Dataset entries
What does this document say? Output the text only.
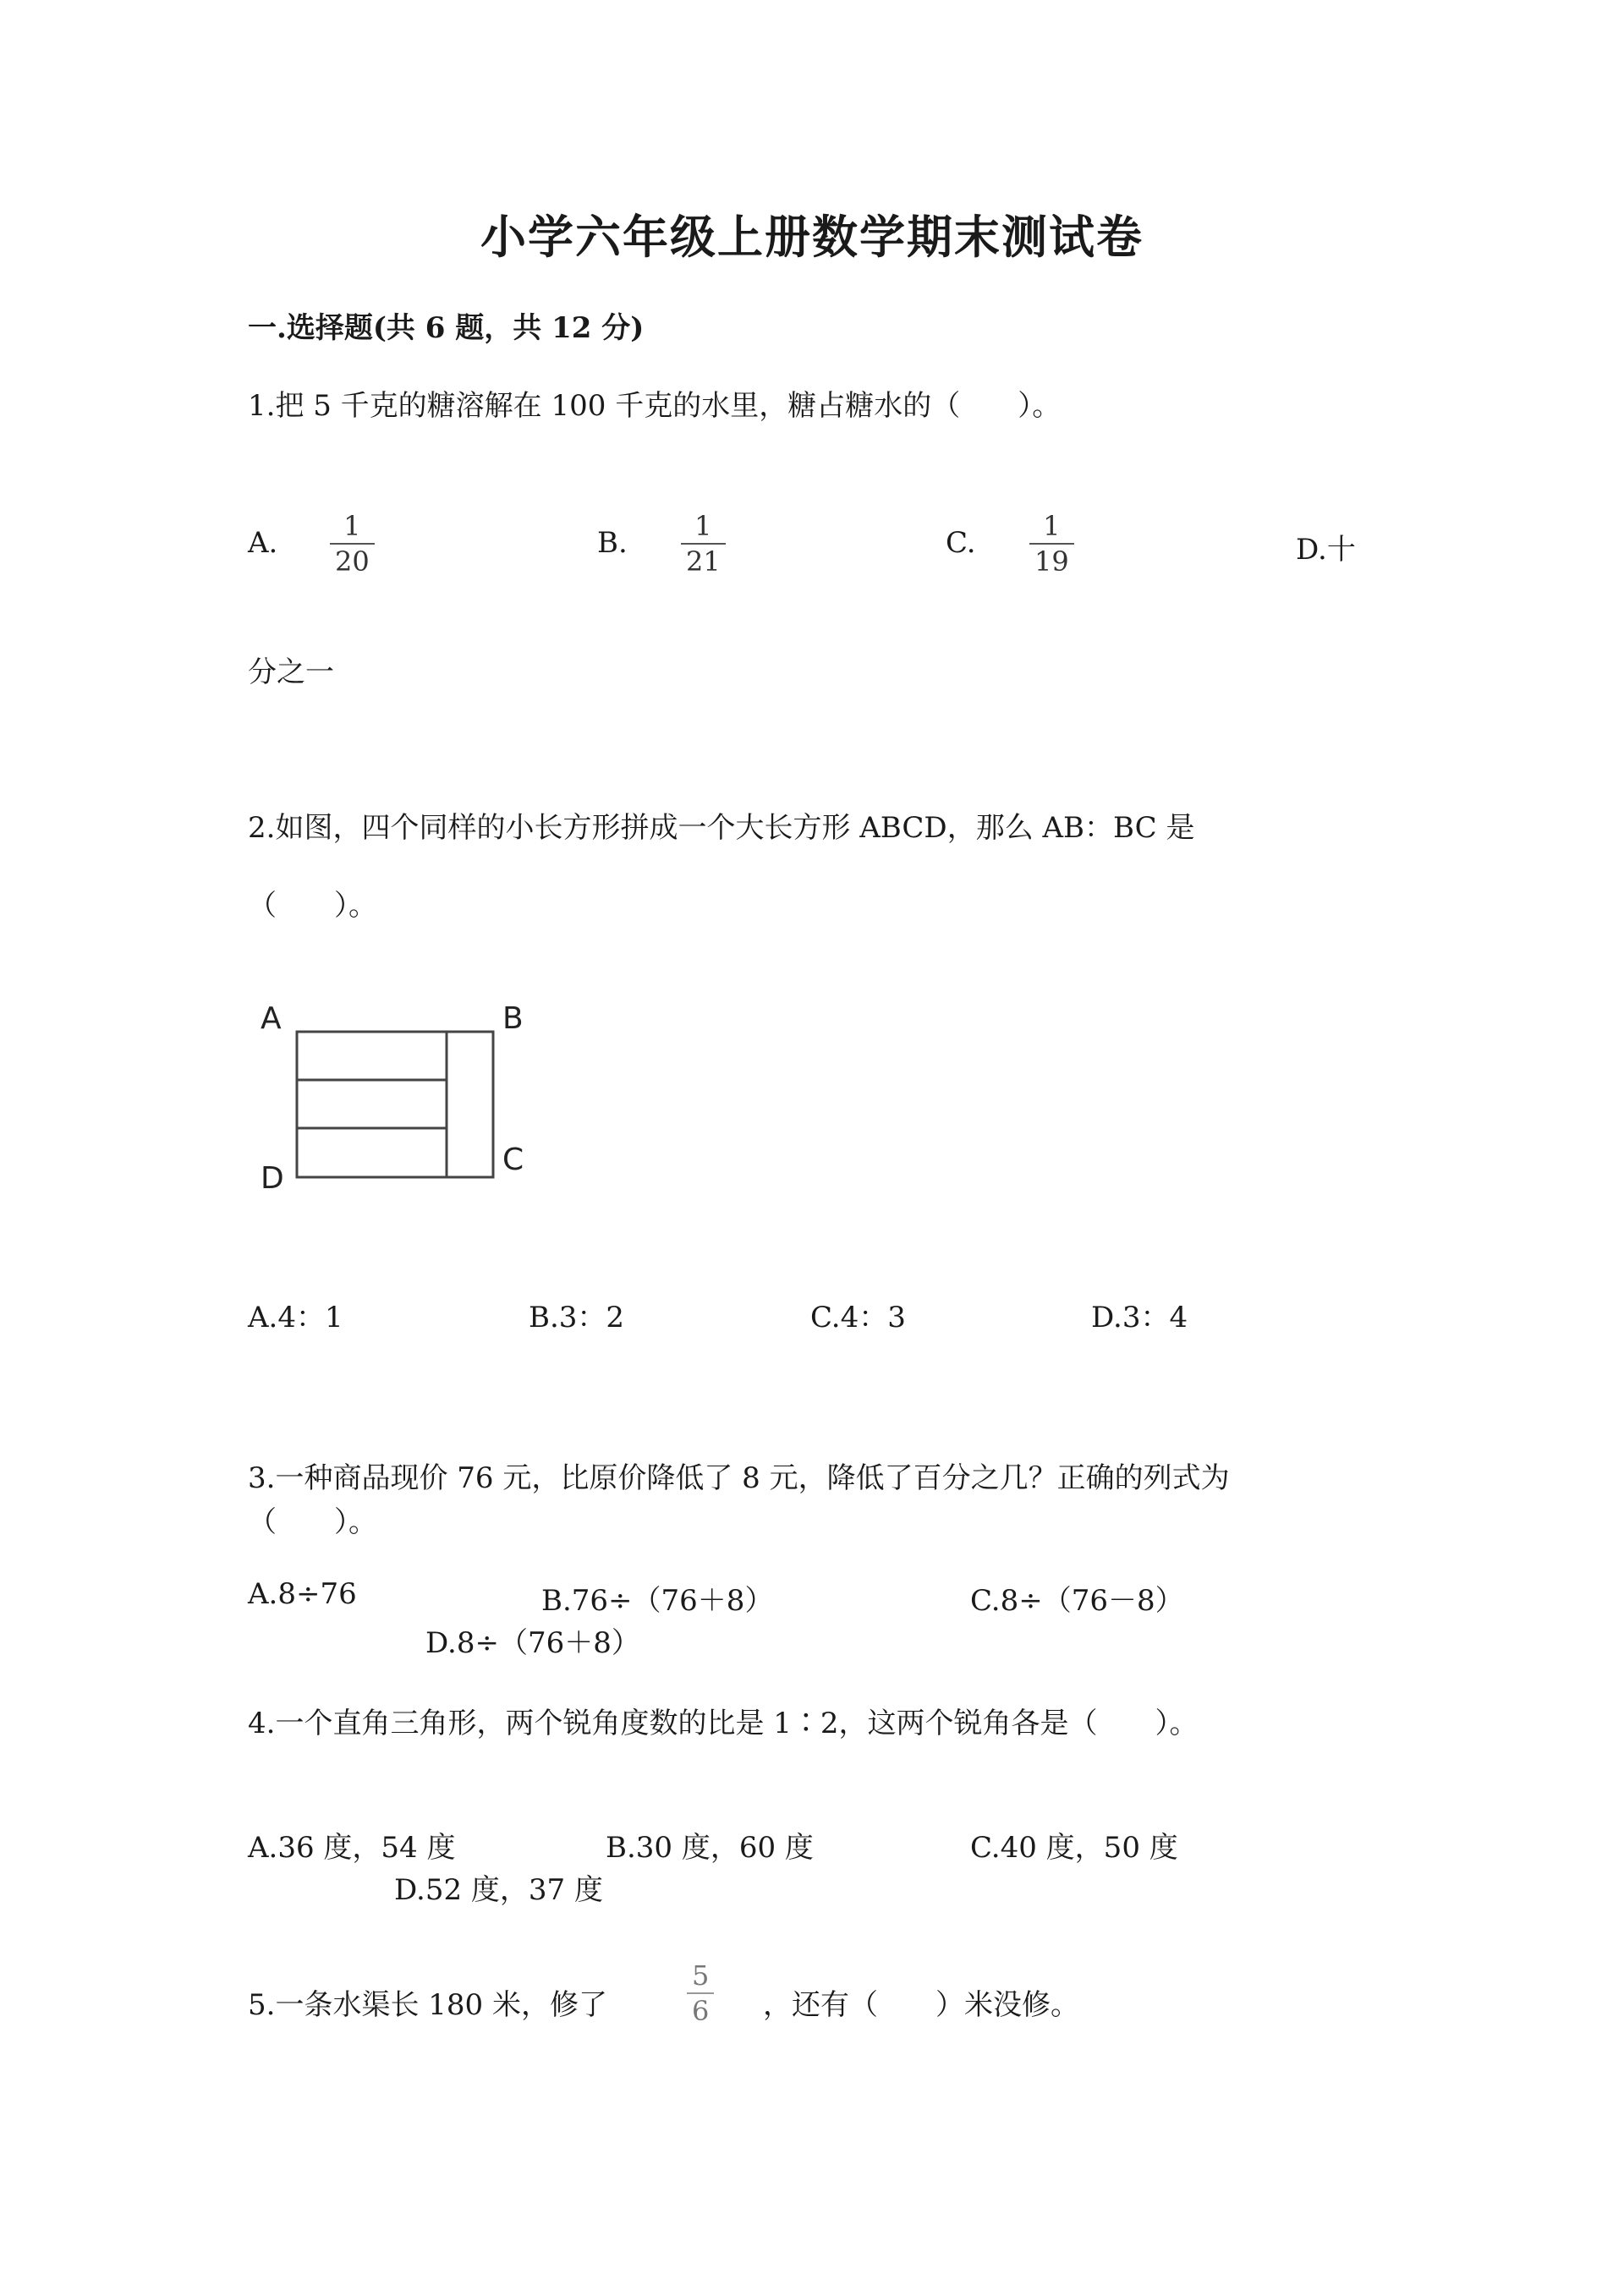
小学六年级上册数学期末测试卷
一.选择题(共 6 题，共 12 分)
1.把 5 千克的糖溶解在 100 千克的水里，糖占糖水的（　　）。
A. 1
20
B. 1
21
C. 1
19	D.十
分之一
2.如图，四个同样的小长方形拼成一个大长方形 ABCD，那么 AB：BC 是
（　　）。
A	B
C
D
A.4：1	B.3：2	C.4：3	D.3：4
3.一种商品现价 76 元，比原价降低了 8 元，降低了百分之几？正确的列式为
（　　）。
A.8÷76	B.76÷（76＋8）	C.8÷（76－8）
D.8÷（76＋8）
4.一个直角三角形，两个锐角度数的比是 1∶2，这两个锐角各是（　　）。
A.36 度，54 度	B.30 度，60 度	C.40 度，50 度
D.52 度，37 度
5.一条水渠长 180 米，修了
5
6 ，还有（　　）米没修。
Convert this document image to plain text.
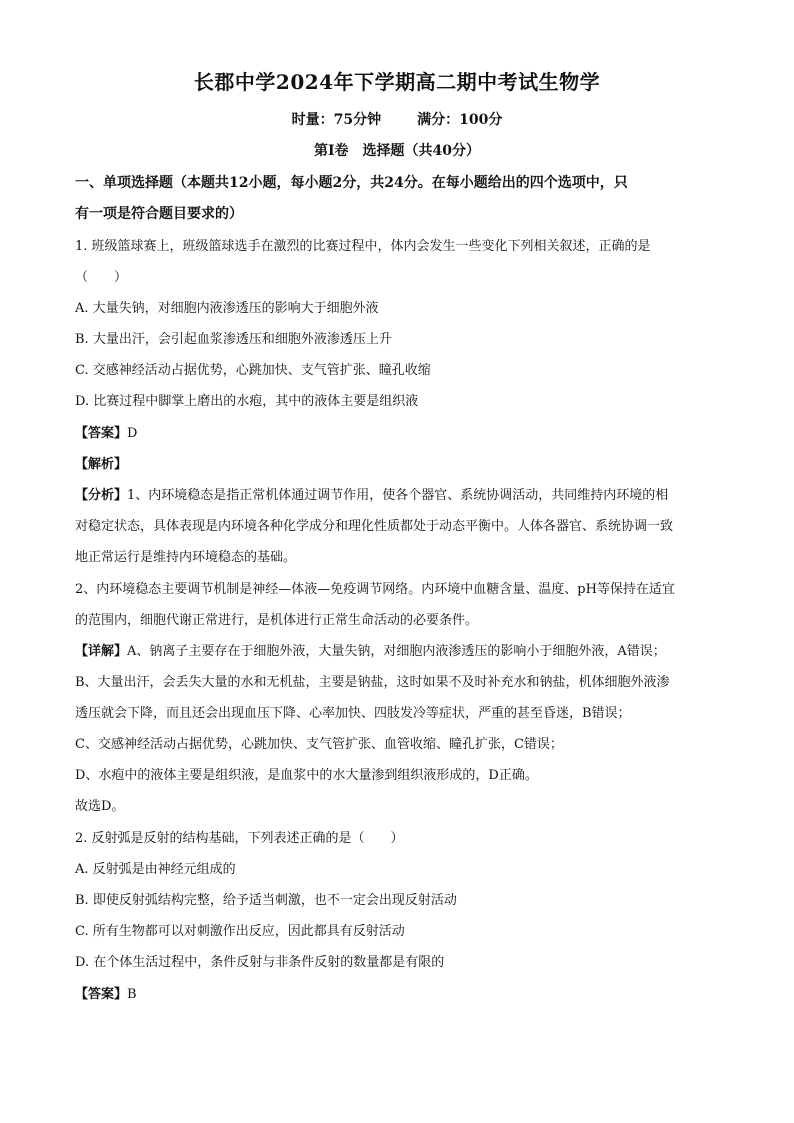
长郡中学2024年下学期高二期中考试生物学
时量：75分钟	满分：100分
第Ⅰ卷　选择题（共40分）
一、单项选择题（本题共12小题，每小题2分，共24分。在每小题给出的四个选项中，只
有一项是符合题目要求的）
1. 班级篮球赛上，班级篮球选手在激烈的比赛过程中，体内会发生一些变化下列相关叙述，正确的是
（　　）
A. 大量失钠，对细胞内液渗透压的影响大于细胞外液
B. 大量出汗，会引起血浆渗透压和细胞外液渗透压上升
C. 交感神经活动占据优势，心跳加快、支气管扩张、瞳孔收缩
D. 比赛过程中脚掌上磨出的水疱，其中的液体主要是组织液
【答案】D
【解析】
【分析】1、内环境稳态是指正常机体通过调节作用，使各个器官、系统协调活动，共同维持内环境的相
对稳定状态，具体表现是内环境各种化学成分和理化性质都处于动态平衡中。人体各器官、系统协调一致
地正常运行是维持内环境稳态的基础。
2、内环境稳态主要调节机制是神经—体液—免疫调节网络。内环境中血糖含量、温度、pH等保持在适宜
的范围内，细胞代谢正常进行，是机体进行正常生命活动的必要条件。
【详解】A、钠离子主要存在于细胞外液，大量失钠，对细胞内液渗透压的影响小于细胞外液，A错误；
B、大量出汗，会丢失大量的水和无机盐，主要是钠盐，这时如果不及时补充水和钠盐，机体细胞外液渗
透压就会下降，而且还会出现血压下降、心率加快、四肢发冷等症状，严重的甚至昏迷，B错误；
C、交感神经活动占据优势，心跳加快、支气管扩张、血管收缩、瞳孔扩张，C错误；
D、水疱中的液体主要是组织液，是血浆中的水大量渗到组织液形成的，D正确。
故选D。
2. 反射弧是反射的结构基础，下列表述正确的是（　　）
A. 反射弧是由神经元组成的
B. 即使反射弧结构完整，给予适当刺激，也不一定会出现反射活动
C. 所有生物都可以对刺激作出反应，因此都具有反射活动
D. 在个体生活过程中，条件反射与非条件反射的数量都是有限的
【答案】B
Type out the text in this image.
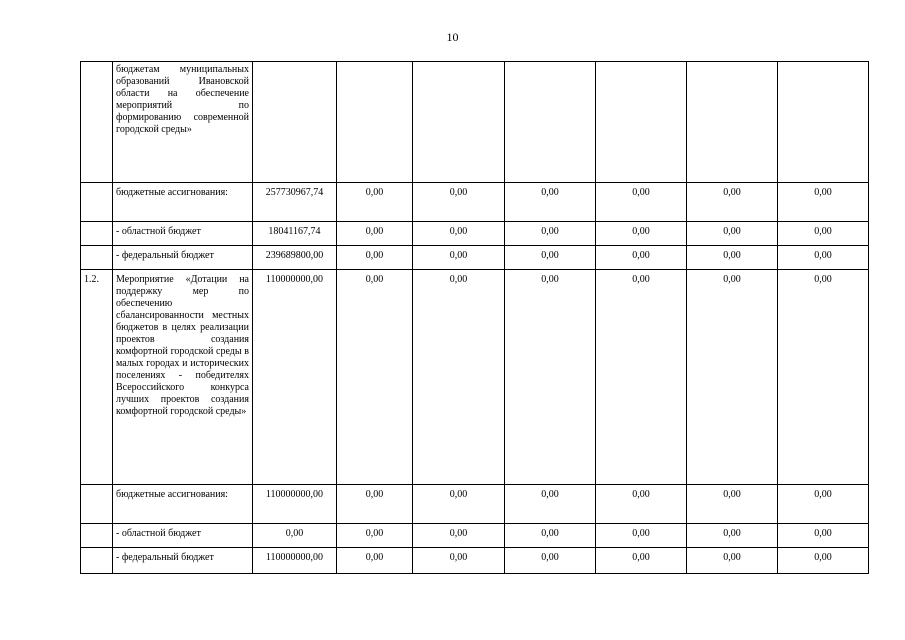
10
	бюджетам муниципальных образований Ивановской области на обеспечение мероприятий по формированию современной городской среды»							
	бюджетные ассигнования:	257730967,74	0,00	0,00	0,00	0,00	0,00	0,00
	- областной бюджет	18041167,74	0,00	0,00	0,00	0,00	0,00	0,00
	- федеральный бюджет	239689800,00	0,00	0,00	0,00	0,00	0,00	0,00
1.2.	Мероприятие «Дотации на поддержку мер по обеспечению сбалансированности местных бюджетов в целях реализации проектов создания комфортной городской среды в малых городах и исторических поселениях - победителях Всероссийского конкурса лучших проектов создания комфортной городской среды»	110000000,00	0,00	0,00	0,00	0,00	0,00	0,00
	бюджетные ассигнования:	110000000,00	0,00	0,00	0,00	0,00	0,00	0,00
	- областной бюджет	0,00	0,00	0,00	0,00	0,00	0,00	0,00
	- федеральный бюджет	110000000,00	0,00	0,00	0,00	0,00	0,00	0,00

◆ **WHAT THIS TASK INVOLVES**
Find the word "бюджетные" and list each line it appears in.

◆ **EXPECTED OUTPUT**
	бюджетные ассигнования:	257730967,74	0,00	0,00	0,00	0,00	0,00	0,00
	бюджетные ассигнования:	110000000,00	0,00	0,00	0,00	0,00	0,00	0,00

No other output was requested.